Collection entries:
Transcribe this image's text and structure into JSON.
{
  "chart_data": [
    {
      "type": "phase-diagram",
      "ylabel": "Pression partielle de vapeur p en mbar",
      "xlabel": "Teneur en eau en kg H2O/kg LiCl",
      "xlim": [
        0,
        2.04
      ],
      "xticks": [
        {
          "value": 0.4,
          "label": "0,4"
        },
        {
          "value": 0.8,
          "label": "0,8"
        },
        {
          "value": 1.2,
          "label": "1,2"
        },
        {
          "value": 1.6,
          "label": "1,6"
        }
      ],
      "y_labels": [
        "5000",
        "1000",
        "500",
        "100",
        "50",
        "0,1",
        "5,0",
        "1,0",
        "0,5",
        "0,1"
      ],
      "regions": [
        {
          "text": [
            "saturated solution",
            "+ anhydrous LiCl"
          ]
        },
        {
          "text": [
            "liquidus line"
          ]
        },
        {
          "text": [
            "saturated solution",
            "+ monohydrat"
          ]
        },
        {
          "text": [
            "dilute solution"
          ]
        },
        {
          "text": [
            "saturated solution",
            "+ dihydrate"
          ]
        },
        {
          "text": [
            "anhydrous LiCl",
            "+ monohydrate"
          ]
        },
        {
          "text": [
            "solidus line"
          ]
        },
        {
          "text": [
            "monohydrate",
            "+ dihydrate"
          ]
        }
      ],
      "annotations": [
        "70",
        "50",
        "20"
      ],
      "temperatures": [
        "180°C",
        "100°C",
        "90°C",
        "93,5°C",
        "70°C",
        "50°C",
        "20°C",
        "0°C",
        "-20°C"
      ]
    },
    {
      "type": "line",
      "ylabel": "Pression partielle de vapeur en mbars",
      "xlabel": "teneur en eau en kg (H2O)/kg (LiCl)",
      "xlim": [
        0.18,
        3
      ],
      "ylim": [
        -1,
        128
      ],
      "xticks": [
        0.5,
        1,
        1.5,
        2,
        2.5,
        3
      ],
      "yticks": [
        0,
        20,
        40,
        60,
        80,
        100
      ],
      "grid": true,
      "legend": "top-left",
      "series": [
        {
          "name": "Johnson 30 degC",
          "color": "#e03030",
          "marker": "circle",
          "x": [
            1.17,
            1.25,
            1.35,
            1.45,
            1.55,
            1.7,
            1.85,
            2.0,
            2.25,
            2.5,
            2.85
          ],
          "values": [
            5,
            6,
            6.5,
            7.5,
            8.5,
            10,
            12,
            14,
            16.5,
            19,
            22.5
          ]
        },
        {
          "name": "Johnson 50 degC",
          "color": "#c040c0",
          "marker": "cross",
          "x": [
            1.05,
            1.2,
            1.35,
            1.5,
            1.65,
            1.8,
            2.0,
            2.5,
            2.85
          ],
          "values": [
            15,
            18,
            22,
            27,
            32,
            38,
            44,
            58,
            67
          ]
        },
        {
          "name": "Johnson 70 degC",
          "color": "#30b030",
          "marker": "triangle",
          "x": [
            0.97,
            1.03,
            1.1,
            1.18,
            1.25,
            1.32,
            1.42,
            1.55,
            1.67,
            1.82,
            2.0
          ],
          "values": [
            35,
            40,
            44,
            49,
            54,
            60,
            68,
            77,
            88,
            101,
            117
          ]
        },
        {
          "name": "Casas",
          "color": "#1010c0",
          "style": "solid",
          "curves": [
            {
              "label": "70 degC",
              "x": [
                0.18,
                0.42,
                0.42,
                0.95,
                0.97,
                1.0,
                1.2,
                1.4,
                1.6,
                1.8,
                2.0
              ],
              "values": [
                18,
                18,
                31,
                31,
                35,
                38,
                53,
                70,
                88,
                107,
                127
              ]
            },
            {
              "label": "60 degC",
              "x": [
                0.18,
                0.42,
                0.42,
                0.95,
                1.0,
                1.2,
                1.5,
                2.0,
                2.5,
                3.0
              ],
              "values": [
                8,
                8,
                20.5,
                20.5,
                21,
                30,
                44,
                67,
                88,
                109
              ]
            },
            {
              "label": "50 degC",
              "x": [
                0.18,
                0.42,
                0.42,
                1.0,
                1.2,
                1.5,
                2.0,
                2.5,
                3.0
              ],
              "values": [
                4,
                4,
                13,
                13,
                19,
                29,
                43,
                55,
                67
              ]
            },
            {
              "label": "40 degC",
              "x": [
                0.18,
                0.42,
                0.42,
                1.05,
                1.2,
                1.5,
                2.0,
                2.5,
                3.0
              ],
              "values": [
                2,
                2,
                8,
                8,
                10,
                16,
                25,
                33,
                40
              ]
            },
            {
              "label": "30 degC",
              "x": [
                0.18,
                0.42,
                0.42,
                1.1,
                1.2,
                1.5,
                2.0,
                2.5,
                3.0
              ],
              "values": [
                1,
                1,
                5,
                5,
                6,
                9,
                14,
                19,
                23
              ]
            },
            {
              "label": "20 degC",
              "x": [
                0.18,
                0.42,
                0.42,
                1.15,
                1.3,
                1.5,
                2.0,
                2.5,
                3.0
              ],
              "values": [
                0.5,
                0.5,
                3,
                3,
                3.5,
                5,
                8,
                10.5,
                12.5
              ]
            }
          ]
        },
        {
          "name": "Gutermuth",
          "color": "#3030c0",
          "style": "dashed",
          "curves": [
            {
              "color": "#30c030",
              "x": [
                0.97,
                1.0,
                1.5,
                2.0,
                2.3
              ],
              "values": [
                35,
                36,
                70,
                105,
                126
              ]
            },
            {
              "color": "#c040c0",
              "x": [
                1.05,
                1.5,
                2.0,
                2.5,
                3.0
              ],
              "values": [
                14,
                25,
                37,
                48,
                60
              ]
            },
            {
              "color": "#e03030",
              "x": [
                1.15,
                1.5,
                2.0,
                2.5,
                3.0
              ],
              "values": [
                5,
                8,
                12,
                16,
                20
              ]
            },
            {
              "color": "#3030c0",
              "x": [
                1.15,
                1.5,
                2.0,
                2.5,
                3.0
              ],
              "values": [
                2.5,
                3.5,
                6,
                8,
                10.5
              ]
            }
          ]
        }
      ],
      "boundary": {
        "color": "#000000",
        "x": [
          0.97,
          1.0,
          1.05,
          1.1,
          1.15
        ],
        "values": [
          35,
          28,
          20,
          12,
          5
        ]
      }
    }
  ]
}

INSTRUCTIONS TO FOLLOW = Your task is to repeat every entry exactly.

EXPECTED OUTPUT =
Transcribe this image's text and structure into JSON.
{
  "chart_data": [
    {
      "type": "phase-diagram",
      "ylabel": "Pression partielle de vapeur p en mbar",
      "xlabel": "Teneur en eau en kg H2O/kg LiCl",
      "xlim": [
        0,
        2.04
      ],
      "xticks": [
        {
          "value": 0.4,
          "label": "0,4"
        },
        {
          "value": 0.8,
          "label": "0,8"
        },
        {
          "value": 1.2,
          "label": "1,2"
        },
        {
          "value": 1.6,
          "label": "1,6"
        }
      ],
      "y_labels": [
        "5000",
        "1000",
        "500",
        "100",
        "50",
        "0,1",
        "5,0",
        "1,0",
        "0,5",
        "0,1"
      ],
      "regions": [
        {
          "text": [
            "saturated solution",
            "+ anhydrous LiCl"
          ]
        },
        {
          "text": [
            "liquidus line"
          ]
        },
        {
          "text": [
            "saturated solution",
            "+ monohydrat"
          ]
        },
        {
          "text": [
            "dilute solution"
          ]
        },
        {
          "text": [
            "saturated solution",
            "+ dihydrate"
          ]
        },
        {
          "text": [
            "anhydrous LiCl",
            "+ monohydrate"
          ]
        },
        {
          "text": [
            "solidus line"
          ]
        },
        {
          "text": [
            "monohydrate",
            "+ dihydrate"
          ]
        }
      ],
      "annotations": [
        "70",
        "50",
        "20"
      ],
      "temperatures": [
        "180°C",
        "100°C",
        "90°C",
        "93,5°C",
        "70°C",
        "50°C",
        "20°C",
        "0°C",
        "-20°C"
      ]
    },
    {
      "type": "line",
      "ylabel": "Pression partielle de vapeur en mbars",
      "xlabel": "teneur en eau en kg (H2O)/kg (LiCl)",
      "xlim": [
        0.18,
        3
      ],
      "ylim": [
        -1,
        128
      ],
      "xticks": [
        0.5,
        1,
        1.5,
        2,
        2.5,
        3
      ],
      "yticks": [
        0,
        20,
        40,
        60,
        80,
        100
      ],
      "grid": true,
      "legend": "top-left",
      "series": [
        {
          "name": "Johnson 30 degC",
          "color": "#e03030",
          "marker": "circle",
          "x": [
            1.17,
            1.25,
            1.35,
            1.45,
            1.55,
            1.7,
            1.85,
            2.0,
            2.25,
            2.5,
            2.85
          ],
          "values": [
            5,
            6,
            6.5,
            7.5,
            8.5,
            10,
            12,
            14,
            16.5,
            19,
            22.5
          ]
        },
        {
          "name": "Johnson 50 degC",
          "color": "#c040c0",
          "marker": "cross",
          "x": [
            1.05,
            1.2,
            1.35,
            1.5,
            1.65,
            1.8,
            2.0,
            2.5,
            2.85
          ],
          "values": [
            15,
            18,
            22,
            27,
            32,
            38,
            44,
            58,
            67
          ]
        },
        {
          "name": "Johnson 70 degC",
          "color": "#30b030",
          "marker": "triangle",
          "x": [
            0.97,
            1.03,
            1.1,
            1.18,
            1.25,
            1.32,
            1.42,
            1.55,
            1.67,
            1.82,
            2.0
          ],
          "values": [
            35,
            40,
            44,
            49,
            54,
            60,
            68,
            77,
            88,
            101,
            117
          ]
        },
        {
          "name": "Casas",
          "color": "#1010c0",
          "style": "solid",
          "curves": [
            {
              "label": "70 degC",
              "x": [
                0.18,
                0.42,
                0.42,
                0.95,
                0.97,
                1.0,
                1.2,
                1.4,
                1.6,
                1.8,
                2.0
              ],
              "values": [
                18,
                18,
                31,
                31,
                35,
                38,
                53,
                70,
                88,
                107,
                127
              ]
            },
            {
              "label": "60 degC",
              "x": [
                0.18,
                0.42,
                0.42,
                0.95,
                1.0,
                1.2,
                1.5,
                2.0,
                2.5,
                3.0
              ],
              "values": [
                8,
                8,
                20.5,
                20.5,
                21,
                30,
                44,
                67,
                88,
                109
              ]
            },
            {
              "label": "50 degC",
              "x": [
                0.18,
                0.42,
                0.42,
                1.0,
                1.2,
                1.5,
                2.0,
                2.5,
                3.0
              ],
              "values": [
                4,
                4,
                13,
                13,
                19,
                29,
                43,
                55,
                67
              ]
            },
            {
              "label": "40 degC",
              "x": [
                0.18,
                0.42,
                0.42,
                1.05,
                1.2,
                1.5,
                2.0,
                2.5,
                3.0
              ],
              "values": [
                2,
                2,
                8,
                8,
                10,
                16,
                25,
                33,
                40
              ]
            },
            {
              "label": "30 degC",
              "x": [
                0.18,
                0.42,
                0.42,
                1.1,
                1.2,
                1.5,
                2.0,
                2.5,
                3.0
              ],
              "values": [
                1,
                1,
                5,
                5,
                6,
                9,
                14,
                19,
                23
              ]
            },
            {
              "label": "20 degC",
              "x": [
                0.18,
                0.42,
                0.42,
                1.15,
                1.3,
                1.5,
                2.0,
                2.5,
                3.0
              ],
              "values": [
                0.5,
                0.5,
                3,
                3,
                3.5,
                5,
                8,
                10.5,
                12.5
              ]
            }
          ]
        },
        {
          "name": "Gutermuth",
          "color": "#3030c0",
          "style": "dashed",
          "curves": [
            {
              "color": "#30c030",
              "x": [
                0.97,
                1.0,
                1.5,
                2.0,
                2.3
              ],
              "values": [
                35,
                36,
                70,
                105,
                126
              ]
            },
            {
              "color": "#c040c0",
              "x": [
                1.05,
                1.5,
                2.0,
                2.5,
                3.0
              ],
              "values": [
                14,
                25,
                37,
                48,
                60
              ]
            },
            {
              "color": "#e03030",
              "x": [
                1.15,
                1.5,
                2.0,
                2.5,
                3.0
              ],
              "values": [
                5,
                8,
                12,
                16,
                20
              ]
            },
            {
              "color": "#3030c0",
              "x": [
                1.15,
                1.5,
                2.0,
                2.5,
                3.0
              ],
              "values": [
                2.5,
                3.5,
                6,
                8,
                10.5
              ]
            }
          ]
        }
      ],
      "boundary": {
        "color": "#000000",
        "x": [
          0.97,
          1.0,
          1.05,
          1.1,
          1.15
        ],
        "values": [
          35,
          28,
          20,
          12,
          5
        ]
      }
    }
  ]
}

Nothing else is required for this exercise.